— Exercise prompt —
Find the line containing "Decode this image" in the entries; transcribe it and all remaining lines through the end, exactly as they appear, but not the pictures.

— Records supplied —

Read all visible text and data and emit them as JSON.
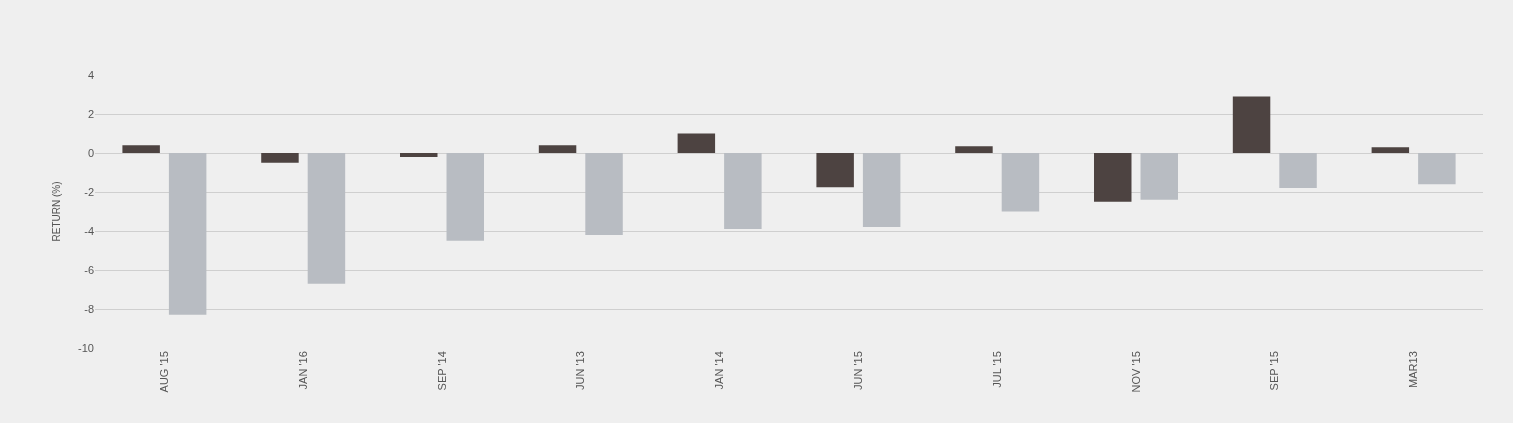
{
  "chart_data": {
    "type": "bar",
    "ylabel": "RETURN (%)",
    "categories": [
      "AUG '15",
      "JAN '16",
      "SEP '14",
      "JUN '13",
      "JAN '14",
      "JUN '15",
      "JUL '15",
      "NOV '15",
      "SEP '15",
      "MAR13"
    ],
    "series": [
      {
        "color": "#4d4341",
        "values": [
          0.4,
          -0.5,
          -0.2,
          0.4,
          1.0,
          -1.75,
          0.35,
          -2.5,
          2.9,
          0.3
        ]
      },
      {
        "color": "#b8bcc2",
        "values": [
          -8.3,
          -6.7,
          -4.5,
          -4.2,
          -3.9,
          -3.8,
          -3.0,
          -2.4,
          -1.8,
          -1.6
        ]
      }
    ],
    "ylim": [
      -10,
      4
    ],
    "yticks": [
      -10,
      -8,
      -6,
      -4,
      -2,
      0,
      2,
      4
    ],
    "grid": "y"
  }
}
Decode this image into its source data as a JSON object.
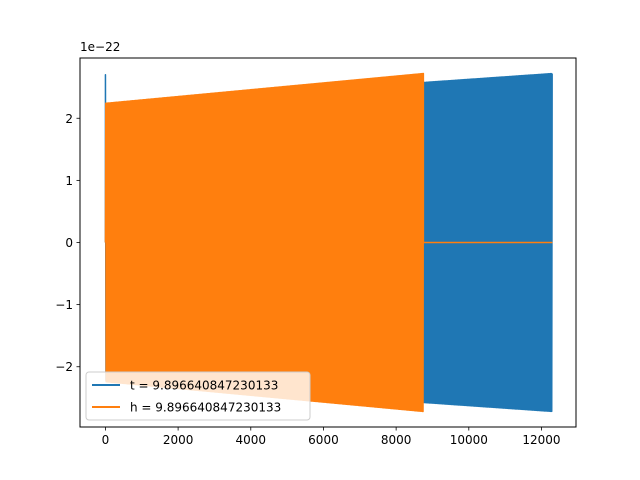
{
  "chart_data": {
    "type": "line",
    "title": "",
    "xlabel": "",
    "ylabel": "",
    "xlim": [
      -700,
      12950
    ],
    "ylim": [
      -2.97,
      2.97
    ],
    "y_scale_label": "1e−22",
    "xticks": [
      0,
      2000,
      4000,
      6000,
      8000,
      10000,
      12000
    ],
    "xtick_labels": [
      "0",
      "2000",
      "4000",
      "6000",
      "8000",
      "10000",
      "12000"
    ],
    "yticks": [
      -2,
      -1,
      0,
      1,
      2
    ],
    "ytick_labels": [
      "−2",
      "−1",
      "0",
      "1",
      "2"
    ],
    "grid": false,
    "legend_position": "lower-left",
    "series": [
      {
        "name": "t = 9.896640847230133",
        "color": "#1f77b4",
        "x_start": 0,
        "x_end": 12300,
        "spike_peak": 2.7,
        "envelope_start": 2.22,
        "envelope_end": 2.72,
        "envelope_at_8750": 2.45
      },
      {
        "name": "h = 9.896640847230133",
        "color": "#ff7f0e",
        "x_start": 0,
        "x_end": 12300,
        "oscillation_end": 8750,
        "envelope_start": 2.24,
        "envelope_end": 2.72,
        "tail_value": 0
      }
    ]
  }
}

— Exercise solution —
Decode this image into its source data as a JSON object.
{
  "chart_data": {
    "type": "line",
    "title": "",
    "xlabel": "",
    "ylabel": "",
    "xlim": [
      -700,
      12950
    ],
    "ylim": [
      -2.97,
      2.97
    ],
    "y_scale_label": "1e−22",
    "xticks": [
      0,
      2000,
      4000,
      6000,
      8000,
      10000,
      12000
    ],
    "xtick_labels": [
      "0",
      "2000",
      "4000",
      "6000",
      "8000",
      "10000",
      "12000"
    ],
    "yticks": [
      -2,
      -1,
      0,
      1,
      2
    ],
    "ytick_labels": [
      "−2",
      "−1",
      "0",
      "1",
      "2"
    ],
    "grid": false,
    "legend_position": "lower-left",
    "series": [
      {
        "name": "t = 9.896640847230133",
        "color": "#1f77b4",
        "x_start": 0,
        "x_end": 12300,
        "spike_peak": 2.7,
        "envelope_start": 2.22,
        "envelope_end": 2.72,
        "envelope_at_8750": 2.45
      },
      {
        "name": "h = 9.896640847230133",
        "color": "#ff7f0e",
        "x_start": 0,
        "x_end": 12300,
        "oscillation_end": 8750,
        "envelope_start": 2.24,
        "envelope_end": 2.72,
        "tail_value": 0
      }
    ]
  }
}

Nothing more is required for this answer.